TASK OBJECTIVE: Your copy of the material must match it exactly, except that pictures are dropped.

MATERIAL FOR THIS TASK:
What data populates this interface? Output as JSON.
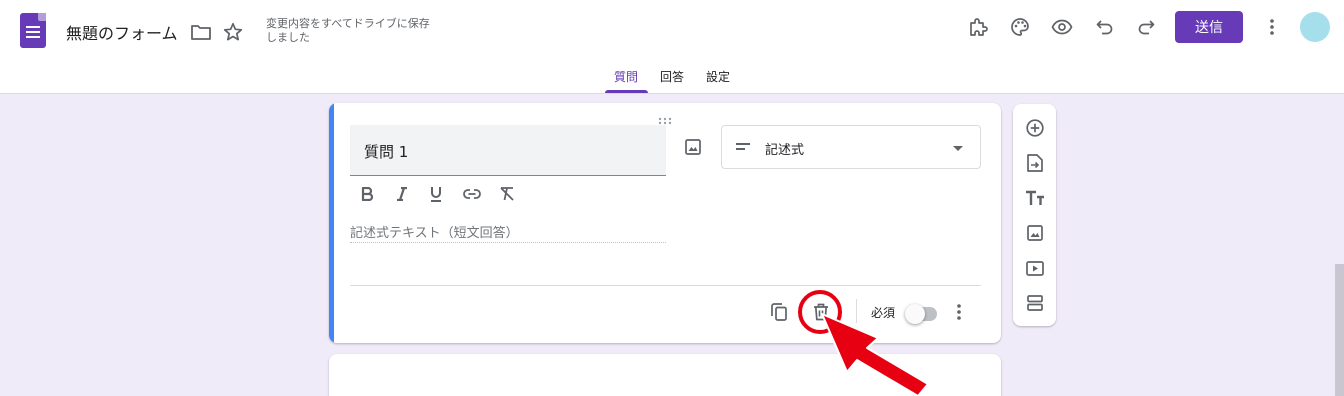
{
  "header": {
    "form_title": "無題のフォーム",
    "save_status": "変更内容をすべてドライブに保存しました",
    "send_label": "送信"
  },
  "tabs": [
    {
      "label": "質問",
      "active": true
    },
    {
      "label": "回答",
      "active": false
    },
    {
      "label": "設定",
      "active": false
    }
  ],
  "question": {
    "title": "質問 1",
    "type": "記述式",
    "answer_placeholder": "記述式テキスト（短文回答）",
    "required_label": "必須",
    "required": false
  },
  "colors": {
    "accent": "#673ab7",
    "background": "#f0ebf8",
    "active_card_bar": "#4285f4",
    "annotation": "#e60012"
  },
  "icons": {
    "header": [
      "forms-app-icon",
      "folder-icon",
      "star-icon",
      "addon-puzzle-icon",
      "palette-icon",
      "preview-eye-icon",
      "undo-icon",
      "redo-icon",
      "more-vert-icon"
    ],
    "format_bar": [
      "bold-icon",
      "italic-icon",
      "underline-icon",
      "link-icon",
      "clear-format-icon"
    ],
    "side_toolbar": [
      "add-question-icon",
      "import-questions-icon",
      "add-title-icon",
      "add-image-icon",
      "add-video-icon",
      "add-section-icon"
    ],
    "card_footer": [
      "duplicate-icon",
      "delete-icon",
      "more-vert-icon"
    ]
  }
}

RESULT OF THIS TASK:
What data populates this interface? Output as JSON.
{
  "header": {
    "form_title": "無題のフォーム",
    "save_status": "変更内容をすべてドライブに保存しました",
    "send_label": "送信"
  },
  "tabs": [
    {
      "label": "質問",
      "active": true
    },
    {
      "label": "回答",
      "active": false
    },
    {
      "label": "設定",
      "active": false
    }
  ],
  "question": {
    "title": "質問 1",
    "type": "記述式",
    "answer_placeholder": "記述式テキスト（短文回答）",
    "required_label": "必須",
    "required": false
  },
  "colors": {
    "accent": "#673ab7",
    "background": "#f0ebf8",
    "active_card_bar": "#4285f4",
    "annotation": "#e60012"
  },
  "icons": {
    "header": [
      "forms-app-icon",
      "folder-icon",
      "star-icon",
      "addon-puzzle-icon",
      "palette-icon",
      "preview-eye-icon",
      "undo-icon",
      "redo-icon",
      "more-vert-icon"
    ],
    "format_bar": [
      "bold-icon",
      "italic-icon",
      "underline-icon",
      "link-icon",
      "clear-format-icon"
    ],
    "side_toolbar": [
      "add-question-icon",
      "import-questions-icon",
      "add-title-icon",
      "add-image-icon",
      "add-video-icon",
      "add-section-icon"
    ],
    "card_footer": [
      "duplicate-icon",
      "delete-icon",
      "more-vert-icon"
    ]
  }
}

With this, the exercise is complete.